> Given problem
Search the material below for the word "pattern". Copy every line that has it.

+++

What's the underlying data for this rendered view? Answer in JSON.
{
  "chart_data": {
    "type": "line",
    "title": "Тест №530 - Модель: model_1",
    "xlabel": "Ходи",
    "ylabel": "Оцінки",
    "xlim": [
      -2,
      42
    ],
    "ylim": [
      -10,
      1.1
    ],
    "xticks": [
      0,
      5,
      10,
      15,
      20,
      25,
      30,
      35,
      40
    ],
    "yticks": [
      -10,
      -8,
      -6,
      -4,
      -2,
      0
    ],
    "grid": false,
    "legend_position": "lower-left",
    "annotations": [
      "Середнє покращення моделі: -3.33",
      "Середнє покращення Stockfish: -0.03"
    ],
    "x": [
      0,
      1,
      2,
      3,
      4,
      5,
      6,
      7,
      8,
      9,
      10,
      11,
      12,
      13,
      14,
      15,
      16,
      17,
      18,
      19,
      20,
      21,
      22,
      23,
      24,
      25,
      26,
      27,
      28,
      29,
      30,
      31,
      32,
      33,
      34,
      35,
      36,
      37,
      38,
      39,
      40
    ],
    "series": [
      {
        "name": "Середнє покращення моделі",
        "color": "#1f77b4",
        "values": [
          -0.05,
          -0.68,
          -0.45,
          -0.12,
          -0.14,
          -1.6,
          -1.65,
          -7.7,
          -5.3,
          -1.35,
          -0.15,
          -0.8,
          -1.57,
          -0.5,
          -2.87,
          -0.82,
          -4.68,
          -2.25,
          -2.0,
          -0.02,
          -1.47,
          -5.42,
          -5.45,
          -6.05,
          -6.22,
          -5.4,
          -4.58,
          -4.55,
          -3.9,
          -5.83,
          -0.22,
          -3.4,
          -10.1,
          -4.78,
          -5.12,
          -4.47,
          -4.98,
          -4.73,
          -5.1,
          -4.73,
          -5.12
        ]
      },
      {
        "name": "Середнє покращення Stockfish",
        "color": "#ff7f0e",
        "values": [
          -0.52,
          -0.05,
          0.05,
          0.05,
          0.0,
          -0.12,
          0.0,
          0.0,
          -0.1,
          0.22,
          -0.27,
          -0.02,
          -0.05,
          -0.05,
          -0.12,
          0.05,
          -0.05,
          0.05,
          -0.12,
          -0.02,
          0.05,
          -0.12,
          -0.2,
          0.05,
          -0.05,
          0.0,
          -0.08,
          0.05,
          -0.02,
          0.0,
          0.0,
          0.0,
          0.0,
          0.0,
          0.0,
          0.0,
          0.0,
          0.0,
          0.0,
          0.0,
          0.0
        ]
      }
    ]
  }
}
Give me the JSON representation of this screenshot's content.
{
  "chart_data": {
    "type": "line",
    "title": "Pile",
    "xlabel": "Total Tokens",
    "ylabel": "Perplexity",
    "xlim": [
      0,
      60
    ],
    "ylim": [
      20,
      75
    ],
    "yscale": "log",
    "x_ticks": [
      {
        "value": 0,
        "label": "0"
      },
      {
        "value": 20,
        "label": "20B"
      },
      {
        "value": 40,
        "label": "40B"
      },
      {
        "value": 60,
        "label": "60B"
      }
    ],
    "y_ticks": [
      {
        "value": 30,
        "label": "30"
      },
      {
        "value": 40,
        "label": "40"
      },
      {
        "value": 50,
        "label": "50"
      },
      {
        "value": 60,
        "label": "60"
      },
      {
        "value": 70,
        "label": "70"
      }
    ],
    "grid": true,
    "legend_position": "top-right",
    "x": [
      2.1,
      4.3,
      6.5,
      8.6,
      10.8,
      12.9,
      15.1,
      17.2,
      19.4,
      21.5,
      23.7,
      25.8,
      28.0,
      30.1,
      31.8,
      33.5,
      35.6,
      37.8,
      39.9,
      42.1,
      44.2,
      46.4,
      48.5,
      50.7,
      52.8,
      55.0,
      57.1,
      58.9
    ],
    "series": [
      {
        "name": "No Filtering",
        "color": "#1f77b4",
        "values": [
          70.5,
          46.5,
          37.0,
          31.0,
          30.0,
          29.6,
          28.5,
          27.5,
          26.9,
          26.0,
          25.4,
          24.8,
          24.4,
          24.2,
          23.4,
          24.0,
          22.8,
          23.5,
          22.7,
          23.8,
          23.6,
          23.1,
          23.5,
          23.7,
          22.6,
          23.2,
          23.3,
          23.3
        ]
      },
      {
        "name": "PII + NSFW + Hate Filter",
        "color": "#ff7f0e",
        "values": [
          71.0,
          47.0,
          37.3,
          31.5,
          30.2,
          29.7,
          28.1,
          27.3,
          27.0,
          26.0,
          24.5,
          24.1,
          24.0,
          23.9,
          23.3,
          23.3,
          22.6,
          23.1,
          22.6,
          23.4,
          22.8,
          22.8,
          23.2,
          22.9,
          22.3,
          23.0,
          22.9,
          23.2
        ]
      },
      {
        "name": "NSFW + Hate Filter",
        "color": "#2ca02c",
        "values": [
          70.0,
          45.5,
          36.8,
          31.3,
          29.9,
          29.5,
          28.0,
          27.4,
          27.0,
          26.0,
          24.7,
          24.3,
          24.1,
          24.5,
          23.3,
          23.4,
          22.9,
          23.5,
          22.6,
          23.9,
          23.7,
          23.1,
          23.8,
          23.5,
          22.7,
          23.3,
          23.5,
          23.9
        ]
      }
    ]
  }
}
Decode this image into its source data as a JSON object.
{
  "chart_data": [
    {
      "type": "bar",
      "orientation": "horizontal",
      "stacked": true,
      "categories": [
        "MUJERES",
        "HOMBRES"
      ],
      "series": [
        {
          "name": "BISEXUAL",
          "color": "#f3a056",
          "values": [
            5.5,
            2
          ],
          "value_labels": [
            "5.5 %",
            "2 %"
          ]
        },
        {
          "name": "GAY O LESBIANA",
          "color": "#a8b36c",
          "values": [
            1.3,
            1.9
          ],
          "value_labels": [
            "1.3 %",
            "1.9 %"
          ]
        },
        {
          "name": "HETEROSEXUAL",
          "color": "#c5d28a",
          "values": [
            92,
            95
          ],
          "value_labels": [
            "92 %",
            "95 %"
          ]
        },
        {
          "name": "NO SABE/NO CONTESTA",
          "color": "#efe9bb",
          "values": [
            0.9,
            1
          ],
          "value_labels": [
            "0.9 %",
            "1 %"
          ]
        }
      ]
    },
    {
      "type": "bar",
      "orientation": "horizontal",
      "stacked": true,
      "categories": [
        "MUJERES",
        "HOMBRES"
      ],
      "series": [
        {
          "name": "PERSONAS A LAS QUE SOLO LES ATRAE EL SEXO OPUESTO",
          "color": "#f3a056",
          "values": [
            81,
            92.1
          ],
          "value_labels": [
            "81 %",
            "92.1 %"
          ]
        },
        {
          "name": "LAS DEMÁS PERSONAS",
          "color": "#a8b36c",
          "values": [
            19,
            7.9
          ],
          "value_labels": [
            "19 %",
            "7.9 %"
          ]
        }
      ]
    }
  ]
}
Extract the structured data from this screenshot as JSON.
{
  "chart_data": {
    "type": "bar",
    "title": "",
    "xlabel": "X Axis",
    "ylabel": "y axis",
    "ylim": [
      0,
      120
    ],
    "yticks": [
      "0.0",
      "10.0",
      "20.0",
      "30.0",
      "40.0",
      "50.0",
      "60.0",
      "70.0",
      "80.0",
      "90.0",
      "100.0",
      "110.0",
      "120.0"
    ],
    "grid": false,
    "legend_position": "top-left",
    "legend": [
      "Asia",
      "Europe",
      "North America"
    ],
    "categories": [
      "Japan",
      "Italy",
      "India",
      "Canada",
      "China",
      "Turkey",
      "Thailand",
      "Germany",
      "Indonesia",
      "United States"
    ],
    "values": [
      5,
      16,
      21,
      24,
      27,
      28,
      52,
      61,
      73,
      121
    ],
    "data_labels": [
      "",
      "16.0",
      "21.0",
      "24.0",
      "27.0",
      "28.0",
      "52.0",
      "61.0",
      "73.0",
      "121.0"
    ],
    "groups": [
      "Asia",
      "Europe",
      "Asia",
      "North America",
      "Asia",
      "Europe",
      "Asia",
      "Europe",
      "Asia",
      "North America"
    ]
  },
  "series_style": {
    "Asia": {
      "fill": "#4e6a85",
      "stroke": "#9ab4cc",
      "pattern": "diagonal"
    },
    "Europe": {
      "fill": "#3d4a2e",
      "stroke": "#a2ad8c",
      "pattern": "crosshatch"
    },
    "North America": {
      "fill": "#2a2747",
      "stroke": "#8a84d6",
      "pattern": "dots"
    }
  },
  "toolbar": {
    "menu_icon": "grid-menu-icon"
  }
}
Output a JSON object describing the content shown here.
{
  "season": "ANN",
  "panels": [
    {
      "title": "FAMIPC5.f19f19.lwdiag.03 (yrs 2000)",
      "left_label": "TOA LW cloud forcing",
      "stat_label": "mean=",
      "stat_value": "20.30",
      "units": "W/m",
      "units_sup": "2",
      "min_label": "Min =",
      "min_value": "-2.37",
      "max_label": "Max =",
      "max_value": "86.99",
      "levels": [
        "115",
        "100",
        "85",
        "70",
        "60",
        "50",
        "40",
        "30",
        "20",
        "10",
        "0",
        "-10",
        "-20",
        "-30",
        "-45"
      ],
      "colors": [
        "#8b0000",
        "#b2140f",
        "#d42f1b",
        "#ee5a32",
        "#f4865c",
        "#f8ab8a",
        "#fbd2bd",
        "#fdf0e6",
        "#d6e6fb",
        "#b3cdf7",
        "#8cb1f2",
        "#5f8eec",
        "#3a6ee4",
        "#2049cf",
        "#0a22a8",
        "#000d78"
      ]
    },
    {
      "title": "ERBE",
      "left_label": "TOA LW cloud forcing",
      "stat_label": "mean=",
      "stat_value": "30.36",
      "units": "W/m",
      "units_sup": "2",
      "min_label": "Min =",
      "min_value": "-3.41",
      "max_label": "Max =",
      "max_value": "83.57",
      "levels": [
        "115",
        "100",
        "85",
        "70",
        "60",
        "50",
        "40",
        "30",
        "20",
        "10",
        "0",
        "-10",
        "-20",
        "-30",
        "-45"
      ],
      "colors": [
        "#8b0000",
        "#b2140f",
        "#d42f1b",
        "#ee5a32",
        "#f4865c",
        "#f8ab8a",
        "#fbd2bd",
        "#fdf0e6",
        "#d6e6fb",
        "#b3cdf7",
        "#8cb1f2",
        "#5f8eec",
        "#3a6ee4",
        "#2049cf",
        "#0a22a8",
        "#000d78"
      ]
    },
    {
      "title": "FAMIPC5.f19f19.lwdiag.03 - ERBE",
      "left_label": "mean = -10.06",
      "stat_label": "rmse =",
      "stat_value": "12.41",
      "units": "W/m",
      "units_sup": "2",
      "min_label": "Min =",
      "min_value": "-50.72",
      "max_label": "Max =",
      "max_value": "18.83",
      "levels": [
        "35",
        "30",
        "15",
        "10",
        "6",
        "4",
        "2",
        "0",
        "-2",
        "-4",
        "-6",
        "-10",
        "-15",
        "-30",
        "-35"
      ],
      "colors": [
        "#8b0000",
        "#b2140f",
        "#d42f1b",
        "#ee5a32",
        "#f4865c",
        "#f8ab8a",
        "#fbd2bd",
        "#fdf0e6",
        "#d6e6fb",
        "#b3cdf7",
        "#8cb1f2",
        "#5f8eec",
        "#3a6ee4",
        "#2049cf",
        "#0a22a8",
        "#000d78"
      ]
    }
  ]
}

+++

> Task result
      "pattern": "diagonal"
      "pattern": "crosshatch"
      "pattern": "dots"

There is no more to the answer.